What to produce: Show every line in the records below that contains the word "Entfrosten".

•••

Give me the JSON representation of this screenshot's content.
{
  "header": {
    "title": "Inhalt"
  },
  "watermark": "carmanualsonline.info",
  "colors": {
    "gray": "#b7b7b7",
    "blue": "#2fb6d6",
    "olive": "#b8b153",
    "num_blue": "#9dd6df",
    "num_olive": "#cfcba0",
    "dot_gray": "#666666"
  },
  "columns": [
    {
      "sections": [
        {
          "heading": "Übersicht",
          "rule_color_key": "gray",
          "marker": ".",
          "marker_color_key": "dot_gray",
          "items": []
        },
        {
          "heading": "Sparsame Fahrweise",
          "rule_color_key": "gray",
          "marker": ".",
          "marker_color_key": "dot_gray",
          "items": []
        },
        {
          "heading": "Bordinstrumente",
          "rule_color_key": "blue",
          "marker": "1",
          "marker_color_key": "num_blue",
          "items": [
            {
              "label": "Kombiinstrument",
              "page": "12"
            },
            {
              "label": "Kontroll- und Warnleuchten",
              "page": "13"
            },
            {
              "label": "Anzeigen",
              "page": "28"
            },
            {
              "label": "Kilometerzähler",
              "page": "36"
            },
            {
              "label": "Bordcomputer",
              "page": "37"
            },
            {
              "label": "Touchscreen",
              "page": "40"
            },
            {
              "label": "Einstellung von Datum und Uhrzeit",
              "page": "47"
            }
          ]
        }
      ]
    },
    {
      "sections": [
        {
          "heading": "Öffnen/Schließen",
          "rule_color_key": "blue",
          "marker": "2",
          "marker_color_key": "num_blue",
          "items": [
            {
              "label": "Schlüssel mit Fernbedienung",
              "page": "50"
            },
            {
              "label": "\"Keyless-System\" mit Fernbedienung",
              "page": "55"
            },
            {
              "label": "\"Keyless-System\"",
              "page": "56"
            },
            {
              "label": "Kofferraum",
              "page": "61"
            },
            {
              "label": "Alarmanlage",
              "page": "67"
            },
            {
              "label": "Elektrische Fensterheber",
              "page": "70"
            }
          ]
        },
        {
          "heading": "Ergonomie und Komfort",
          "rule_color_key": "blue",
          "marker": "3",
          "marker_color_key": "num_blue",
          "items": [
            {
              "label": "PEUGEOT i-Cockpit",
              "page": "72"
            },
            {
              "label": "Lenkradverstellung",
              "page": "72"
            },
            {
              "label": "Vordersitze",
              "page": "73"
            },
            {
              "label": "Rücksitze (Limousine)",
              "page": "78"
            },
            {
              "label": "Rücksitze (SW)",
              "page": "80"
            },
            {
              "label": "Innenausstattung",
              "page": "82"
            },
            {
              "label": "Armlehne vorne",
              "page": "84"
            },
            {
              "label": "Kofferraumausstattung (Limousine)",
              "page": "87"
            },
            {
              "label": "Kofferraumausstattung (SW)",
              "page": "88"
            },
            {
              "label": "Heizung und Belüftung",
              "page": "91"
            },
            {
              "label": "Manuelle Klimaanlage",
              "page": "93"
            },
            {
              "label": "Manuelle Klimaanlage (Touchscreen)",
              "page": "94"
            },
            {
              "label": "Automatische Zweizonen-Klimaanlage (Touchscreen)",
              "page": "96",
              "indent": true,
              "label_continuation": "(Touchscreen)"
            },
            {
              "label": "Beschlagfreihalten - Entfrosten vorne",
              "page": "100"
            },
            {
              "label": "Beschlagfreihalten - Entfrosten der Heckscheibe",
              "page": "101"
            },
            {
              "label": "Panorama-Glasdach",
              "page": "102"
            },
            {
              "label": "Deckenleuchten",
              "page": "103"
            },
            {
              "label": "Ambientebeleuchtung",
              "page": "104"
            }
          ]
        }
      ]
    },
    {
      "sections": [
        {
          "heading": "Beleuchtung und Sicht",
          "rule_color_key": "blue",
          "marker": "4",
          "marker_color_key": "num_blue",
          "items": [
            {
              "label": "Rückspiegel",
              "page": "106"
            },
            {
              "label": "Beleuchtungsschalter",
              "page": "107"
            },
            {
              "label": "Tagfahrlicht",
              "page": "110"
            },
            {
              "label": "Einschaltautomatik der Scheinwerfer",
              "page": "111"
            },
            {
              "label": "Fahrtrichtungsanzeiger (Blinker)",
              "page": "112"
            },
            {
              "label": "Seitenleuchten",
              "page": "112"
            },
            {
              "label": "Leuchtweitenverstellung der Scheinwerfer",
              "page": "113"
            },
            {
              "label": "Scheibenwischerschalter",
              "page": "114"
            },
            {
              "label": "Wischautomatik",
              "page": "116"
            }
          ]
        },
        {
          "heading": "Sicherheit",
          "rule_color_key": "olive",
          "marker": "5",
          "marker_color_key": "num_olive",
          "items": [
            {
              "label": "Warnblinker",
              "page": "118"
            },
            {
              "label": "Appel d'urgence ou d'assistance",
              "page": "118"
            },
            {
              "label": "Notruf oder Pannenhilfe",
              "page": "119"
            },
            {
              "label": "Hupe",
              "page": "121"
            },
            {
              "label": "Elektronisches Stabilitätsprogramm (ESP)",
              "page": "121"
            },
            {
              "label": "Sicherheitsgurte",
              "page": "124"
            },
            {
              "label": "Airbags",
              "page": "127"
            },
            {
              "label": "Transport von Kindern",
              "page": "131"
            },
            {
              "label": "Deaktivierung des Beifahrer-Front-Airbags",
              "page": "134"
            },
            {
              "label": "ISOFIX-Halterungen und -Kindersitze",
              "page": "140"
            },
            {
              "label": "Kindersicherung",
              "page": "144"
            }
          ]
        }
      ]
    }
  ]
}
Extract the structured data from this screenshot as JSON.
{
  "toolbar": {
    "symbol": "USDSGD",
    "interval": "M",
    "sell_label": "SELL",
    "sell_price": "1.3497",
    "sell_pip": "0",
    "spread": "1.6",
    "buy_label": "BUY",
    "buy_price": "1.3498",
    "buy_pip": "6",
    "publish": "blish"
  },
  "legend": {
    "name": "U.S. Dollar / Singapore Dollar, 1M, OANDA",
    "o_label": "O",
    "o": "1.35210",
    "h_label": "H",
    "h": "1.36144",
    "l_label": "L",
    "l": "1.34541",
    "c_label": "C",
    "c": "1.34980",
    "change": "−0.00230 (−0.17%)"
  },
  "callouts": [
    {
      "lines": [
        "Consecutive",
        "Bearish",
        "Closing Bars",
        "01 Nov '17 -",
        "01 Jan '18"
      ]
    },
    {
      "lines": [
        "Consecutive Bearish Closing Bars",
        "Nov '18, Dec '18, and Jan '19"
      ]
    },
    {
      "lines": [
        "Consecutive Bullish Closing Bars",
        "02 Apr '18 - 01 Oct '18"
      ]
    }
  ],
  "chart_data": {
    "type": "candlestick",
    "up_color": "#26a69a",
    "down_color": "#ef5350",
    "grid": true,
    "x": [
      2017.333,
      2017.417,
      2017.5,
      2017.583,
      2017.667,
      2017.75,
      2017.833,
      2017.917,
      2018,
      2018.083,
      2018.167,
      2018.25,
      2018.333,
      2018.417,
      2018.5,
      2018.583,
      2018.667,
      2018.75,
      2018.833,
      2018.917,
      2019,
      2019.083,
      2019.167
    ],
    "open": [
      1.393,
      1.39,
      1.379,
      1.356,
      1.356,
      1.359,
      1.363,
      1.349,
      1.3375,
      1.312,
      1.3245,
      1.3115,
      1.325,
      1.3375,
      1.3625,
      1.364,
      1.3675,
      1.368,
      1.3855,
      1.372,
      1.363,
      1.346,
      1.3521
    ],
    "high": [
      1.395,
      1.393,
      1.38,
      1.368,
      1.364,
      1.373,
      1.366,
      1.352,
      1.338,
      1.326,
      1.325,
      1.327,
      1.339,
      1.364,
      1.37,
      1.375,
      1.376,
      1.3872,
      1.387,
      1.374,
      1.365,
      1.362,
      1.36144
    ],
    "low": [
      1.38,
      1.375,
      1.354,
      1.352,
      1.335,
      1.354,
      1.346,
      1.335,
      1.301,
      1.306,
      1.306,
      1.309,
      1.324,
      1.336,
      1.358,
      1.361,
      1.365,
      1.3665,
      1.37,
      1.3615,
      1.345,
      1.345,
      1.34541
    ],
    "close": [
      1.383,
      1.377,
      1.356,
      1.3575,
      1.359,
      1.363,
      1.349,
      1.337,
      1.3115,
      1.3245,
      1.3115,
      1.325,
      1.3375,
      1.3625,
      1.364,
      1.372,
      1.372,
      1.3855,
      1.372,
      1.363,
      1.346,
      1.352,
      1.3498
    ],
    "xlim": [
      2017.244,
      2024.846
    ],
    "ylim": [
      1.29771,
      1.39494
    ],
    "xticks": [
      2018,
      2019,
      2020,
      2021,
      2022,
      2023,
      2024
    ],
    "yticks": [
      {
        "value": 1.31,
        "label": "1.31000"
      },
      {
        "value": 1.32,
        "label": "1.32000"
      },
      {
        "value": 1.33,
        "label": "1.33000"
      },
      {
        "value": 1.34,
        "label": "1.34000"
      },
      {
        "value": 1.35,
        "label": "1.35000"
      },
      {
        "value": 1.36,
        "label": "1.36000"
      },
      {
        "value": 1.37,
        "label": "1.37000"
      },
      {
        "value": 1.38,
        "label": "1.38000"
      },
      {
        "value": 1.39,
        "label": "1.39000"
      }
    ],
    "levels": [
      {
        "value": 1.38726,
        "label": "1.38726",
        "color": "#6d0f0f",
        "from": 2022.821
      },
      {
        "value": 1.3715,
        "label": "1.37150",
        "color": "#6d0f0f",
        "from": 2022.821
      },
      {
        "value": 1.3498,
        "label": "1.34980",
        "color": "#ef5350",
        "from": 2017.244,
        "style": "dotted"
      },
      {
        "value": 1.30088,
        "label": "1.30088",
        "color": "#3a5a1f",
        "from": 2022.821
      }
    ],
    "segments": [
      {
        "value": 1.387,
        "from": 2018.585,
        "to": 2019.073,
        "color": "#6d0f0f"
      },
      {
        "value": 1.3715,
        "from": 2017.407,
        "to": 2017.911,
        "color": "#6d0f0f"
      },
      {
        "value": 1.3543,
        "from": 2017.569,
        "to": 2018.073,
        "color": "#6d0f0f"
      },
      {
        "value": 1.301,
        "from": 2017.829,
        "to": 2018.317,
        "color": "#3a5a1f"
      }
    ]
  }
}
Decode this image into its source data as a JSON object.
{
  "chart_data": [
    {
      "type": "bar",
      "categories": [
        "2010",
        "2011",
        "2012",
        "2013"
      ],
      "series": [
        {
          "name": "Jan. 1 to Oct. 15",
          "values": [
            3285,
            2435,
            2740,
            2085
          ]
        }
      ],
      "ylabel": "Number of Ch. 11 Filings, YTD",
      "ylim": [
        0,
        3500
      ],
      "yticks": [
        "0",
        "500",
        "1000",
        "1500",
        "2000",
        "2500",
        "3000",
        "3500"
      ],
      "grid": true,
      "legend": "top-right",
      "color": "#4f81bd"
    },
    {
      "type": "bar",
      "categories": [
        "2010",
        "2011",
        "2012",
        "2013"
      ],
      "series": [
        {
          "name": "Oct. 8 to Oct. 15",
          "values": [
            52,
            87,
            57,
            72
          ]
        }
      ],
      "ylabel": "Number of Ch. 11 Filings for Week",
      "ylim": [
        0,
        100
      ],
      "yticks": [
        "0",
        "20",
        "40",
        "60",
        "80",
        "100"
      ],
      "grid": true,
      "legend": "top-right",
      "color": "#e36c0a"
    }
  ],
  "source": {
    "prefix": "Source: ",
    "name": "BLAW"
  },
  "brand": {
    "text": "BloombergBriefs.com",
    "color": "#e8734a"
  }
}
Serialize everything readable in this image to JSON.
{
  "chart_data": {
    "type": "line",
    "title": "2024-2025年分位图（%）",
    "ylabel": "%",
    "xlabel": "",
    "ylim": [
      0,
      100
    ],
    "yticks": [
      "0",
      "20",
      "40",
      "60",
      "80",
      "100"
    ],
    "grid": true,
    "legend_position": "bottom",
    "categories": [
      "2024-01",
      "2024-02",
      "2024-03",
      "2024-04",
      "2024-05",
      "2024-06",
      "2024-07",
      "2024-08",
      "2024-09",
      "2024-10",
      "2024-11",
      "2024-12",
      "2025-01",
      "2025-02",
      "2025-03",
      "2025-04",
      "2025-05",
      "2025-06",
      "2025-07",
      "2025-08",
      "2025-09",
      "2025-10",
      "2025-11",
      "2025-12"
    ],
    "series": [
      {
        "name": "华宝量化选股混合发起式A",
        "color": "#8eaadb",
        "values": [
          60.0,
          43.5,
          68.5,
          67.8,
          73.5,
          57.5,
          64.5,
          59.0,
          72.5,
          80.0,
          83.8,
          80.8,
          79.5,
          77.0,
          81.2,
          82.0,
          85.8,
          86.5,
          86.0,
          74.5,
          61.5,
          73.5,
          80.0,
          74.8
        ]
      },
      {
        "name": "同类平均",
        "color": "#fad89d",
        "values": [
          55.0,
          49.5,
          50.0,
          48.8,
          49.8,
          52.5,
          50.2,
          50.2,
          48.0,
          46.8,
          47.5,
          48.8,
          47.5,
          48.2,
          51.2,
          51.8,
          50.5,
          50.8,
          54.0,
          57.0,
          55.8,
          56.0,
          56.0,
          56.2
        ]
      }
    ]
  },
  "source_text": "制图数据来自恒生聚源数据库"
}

•••

Output for this task:
              "label": "Beschlagfreihalten - Entfrosten vorne",
              "label": "Beschlagfreihalten - Entfrosten der Heckscheibe",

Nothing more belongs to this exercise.